Give every line of the material again, exactly as written.

┌──

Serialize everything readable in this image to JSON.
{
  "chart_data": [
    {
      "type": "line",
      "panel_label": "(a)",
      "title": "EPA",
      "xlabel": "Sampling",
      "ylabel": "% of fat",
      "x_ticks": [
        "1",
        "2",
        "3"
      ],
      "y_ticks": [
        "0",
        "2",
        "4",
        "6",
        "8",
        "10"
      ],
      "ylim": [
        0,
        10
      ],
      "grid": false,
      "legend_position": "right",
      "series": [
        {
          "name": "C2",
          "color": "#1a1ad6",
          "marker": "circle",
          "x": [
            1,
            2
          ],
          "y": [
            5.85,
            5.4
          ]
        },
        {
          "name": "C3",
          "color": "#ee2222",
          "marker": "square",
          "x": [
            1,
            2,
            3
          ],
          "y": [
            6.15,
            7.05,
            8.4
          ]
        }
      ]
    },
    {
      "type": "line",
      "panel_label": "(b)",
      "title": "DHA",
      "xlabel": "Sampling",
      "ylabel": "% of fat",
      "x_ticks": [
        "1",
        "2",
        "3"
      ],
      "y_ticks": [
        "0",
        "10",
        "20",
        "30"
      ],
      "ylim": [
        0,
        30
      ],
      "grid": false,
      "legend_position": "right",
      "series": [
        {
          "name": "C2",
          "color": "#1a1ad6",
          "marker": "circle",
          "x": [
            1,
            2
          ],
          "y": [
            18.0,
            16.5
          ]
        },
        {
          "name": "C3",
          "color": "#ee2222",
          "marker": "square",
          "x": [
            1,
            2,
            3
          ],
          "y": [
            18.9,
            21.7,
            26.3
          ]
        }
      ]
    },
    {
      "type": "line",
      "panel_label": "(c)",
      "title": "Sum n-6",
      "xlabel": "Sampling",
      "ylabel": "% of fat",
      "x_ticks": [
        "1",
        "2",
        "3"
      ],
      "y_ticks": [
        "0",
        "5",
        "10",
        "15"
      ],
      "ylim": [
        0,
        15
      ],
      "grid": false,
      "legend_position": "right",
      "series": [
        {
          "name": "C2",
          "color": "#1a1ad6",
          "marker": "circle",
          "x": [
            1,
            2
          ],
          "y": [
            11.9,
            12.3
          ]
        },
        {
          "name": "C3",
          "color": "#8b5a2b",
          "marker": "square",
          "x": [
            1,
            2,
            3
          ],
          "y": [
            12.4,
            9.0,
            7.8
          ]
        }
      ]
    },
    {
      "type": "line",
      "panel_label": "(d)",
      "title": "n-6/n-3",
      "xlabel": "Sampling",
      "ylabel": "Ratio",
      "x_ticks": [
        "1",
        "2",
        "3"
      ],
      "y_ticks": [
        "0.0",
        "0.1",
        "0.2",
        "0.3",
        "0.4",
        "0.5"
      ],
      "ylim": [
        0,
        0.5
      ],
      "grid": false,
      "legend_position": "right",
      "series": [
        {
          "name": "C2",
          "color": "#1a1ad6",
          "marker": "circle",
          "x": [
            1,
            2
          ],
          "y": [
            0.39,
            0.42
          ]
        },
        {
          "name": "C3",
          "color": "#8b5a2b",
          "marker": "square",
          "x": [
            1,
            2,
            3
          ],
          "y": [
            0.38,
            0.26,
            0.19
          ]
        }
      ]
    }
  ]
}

└──

ANSWER BELOW:
Serialize everything readable in this image to JSON.
{
  "chart_data": [
    {
      "type": "line",
      "panel_label": "(a)",
      "title": "EPA",
      "xlabel": "Sampling",
      "ylabel": "% of fat",
      "x_ticks": [
        "1",
        "2",
        "3"
      ],
      "y_ticks": [
        "0",
        "2",
        "4",
        "6",
        "8",
        "10"
      ],
      "ylim": [
        0,
        10
      ],
      "grid": false,
      "legend_position": "right",
      "series": [
        {
          "name": "C2",
          "color": "#1a1ad6",
          "marker": "circle",
          "x": [
            1,
            2
          ],
          "y": [
            5.85,
            5.4
          ]
        },
        {
          "name": "C3",
          "color": "#ee2222",
          "marker": "square",
          "x": [
            1,
            2,
            3
          ],
          "y": [
            6.15,
            7.05,
            8.4
          ]
        }
      ]
    },
    {
      "type": "line",
      "panel_label": "(b)",
      "title": "DHA",
      "xlabel": "Sampling",
      "ylabel": "% of fat",
      "x_ticks": [
        "1",
        "2",
        "3"
      ],
      "y_ticks": [
        "0",
        "10",
        "20",
        "30"
      ],
      "ylim": [
        0,
        30
      ],
      "grid": false,
      "legend_position": "right",
      "series": [
        {
          "name": "C2",
          "color": "#1a1ad6",
          "marker": "circle",
          "x": [
            1,
            2
          ],
          "y": [
            18.0,
            16.5
          ]
        },
        {
          "name": "C3",
          "color": "#ee2222",
          "marker": "square",
          "x": [
            1,
            2,
            3
          ],
          "y": [
            18.9,
            21.7,
            26.3
          ]
        }
      ]
    },
    {
      "type": "line",
      "panel_label": "(c)",
      "title": "Sum n-6",
      "xlabel": "Sampling",
      "ylabel": "% of fat",
      "x_ticks": [
        "1",
        "2",
        "3"
      ],
      "y_ticks": [
        "0",
        "5",
        "10",
        "15"
      ],
      "ylim": [
        0,
        15
      ],
      "grid": false,
      "legend_position": "right",
      "series": [
        {
          "name": "C2",
          "color": "#1a1ad6",
          "marker": "circle",
          "x": [
            1,
            2
          ],
          "y": [
            11.9,
            12.3
          ]
        },
        {
          "name": "C3",
          "color": "#8b5a2b",
          "marker": "square",
          "x": [
            1,
            2,
            3
          ],
          "y": [
            12.4,
            9.0,
            7.8
          ]
        }
      ]
    },
    {
      "type": "line",
      "panel_label": "(d)",
      "title": "n-6/n-3",
      "xlabel": "Sampling",
      "ylabel": "Ratio",
      "x_ticks": [
        "1",
        "2",
        "3"
      ],
      "y_ticks": [
        "0.0",
        "0.1",
        "0.2",
        "0.3",
        "0.4",
        "0.5"
      ],
      "ylim": [
        0,
        0.5
      ],
      "grid": false,
      "legend_position": "right",
      "series": [
        {
          "name": "C2",
          "color": "#1a1ad6",
          "marker": "circle",
          "x": [
            1,
            2
          ],
          "y": [
            0.39,
            0.42
          ]
        },
        {
          "name": "C3",
          "color": "#8b5a2b",
          "marker": "square",
          "x": [
            1,
            2,
            3
          ],
          "y": [
            0.38,
            0.26,
            0.19
          ]
        }
      ]
    }
  ]
}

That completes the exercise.